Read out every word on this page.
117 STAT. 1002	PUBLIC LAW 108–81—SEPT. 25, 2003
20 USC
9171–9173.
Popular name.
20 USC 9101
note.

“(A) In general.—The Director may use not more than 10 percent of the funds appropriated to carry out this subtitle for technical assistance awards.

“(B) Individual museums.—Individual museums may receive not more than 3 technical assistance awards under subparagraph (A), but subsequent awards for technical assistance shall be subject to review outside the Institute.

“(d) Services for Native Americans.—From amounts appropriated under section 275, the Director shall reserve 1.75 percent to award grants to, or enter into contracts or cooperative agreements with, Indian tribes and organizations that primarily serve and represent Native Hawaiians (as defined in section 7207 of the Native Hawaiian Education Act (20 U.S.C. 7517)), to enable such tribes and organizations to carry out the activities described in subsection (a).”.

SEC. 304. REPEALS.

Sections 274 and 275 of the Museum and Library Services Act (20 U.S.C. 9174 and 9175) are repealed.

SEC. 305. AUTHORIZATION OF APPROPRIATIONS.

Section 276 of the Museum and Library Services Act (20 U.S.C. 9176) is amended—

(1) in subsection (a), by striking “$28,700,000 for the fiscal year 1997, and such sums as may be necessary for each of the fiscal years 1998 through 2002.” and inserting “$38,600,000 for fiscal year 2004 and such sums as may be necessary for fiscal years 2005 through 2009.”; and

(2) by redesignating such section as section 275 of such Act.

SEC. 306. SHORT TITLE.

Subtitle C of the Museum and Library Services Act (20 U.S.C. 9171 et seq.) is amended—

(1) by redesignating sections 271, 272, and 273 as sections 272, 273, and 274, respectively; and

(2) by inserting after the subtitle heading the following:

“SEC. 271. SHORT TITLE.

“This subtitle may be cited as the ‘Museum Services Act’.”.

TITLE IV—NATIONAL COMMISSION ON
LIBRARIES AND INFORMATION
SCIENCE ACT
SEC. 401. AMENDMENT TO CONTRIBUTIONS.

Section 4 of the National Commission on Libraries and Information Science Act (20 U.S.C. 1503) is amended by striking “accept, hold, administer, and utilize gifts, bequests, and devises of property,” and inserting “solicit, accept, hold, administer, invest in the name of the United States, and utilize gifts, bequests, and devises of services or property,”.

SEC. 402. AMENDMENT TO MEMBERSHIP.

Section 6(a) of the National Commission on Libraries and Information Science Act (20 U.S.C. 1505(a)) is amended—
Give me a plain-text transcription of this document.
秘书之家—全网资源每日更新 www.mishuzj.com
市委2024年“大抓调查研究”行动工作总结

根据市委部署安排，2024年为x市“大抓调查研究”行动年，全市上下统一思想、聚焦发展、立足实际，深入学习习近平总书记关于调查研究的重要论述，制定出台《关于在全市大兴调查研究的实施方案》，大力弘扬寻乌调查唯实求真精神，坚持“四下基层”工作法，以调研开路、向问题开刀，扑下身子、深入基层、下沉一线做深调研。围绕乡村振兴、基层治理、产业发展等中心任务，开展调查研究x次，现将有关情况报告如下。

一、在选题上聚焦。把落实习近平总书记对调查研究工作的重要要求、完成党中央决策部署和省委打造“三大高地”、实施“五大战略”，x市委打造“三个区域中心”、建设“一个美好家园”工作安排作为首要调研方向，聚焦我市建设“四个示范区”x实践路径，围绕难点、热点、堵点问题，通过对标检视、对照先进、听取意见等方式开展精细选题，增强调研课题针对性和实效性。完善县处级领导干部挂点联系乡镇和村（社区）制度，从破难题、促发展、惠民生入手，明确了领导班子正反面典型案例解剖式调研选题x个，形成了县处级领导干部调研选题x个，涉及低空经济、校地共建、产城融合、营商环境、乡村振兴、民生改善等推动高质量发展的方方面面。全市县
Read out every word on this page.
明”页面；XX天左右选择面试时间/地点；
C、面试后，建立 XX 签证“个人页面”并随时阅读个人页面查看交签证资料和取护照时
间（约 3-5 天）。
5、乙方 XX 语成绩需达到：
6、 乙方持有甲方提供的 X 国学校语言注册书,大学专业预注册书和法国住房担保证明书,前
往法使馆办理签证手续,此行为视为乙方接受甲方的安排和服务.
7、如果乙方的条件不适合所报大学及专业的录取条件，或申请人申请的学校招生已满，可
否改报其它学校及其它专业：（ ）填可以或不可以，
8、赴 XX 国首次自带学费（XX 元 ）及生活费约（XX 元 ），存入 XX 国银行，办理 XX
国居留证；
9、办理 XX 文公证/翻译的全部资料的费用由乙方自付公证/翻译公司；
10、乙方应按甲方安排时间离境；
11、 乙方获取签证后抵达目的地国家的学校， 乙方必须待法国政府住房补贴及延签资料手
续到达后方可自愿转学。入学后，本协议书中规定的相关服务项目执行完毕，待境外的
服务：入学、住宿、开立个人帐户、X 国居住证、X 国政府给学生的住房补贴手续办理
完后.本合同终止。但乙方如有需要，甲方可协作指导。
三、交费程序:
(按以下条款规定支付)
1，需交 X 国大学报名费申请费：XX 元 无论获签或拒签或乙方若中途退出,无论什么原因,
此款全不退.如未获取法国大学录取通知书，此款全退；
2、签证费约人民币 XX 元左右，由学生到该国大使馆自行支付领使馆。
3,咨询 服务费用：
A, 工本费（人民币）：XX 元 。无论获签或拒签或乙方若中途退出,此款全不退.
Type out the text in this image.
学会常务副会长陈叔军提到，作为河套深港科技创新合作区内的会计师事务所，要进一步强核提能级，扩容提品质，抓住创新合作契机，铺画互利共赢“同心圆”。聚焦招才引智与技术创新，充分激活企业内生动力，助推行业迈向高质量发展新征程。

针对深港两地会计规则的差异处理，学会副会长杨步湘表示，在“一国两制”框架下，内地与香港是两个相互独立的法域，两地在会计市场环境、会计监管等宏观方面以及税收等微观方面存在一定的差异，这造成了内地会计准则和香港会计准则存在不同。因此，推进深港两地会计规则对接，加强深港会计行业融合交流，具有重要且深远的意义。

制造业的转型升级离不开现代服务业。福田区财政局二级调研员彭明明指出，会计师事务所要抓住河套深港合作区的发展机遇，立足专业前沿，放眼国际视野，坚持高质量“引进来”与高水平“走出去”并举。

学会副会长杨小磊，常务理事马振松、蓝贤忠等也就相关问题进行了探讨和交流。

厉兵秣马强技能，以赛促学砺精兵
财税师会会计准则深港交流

______

Go through the records and show every line with the string "under" in it.

> Full response
“(B) Individual museums.—Individual museums may receive not more than 3 technical assistance awards under subparagraph (A), but subsequent awards for technical assistance shall be subject to review outside the Institute.
“(d) Services for Native Americans.—From amounts appropriated under section 275, the Director shall reserve 1.75 percent to award grants to, or enter into contracts or cooperative agreements with, Indian tribes and organizations that primarily serve and represent Native Hawaiians (as defined in section 7207 of the Native Hawaiian Education Act (20 U.S.C. 7517)), to enable such tribes and organizations to carry out the activities described in subsection (a).”.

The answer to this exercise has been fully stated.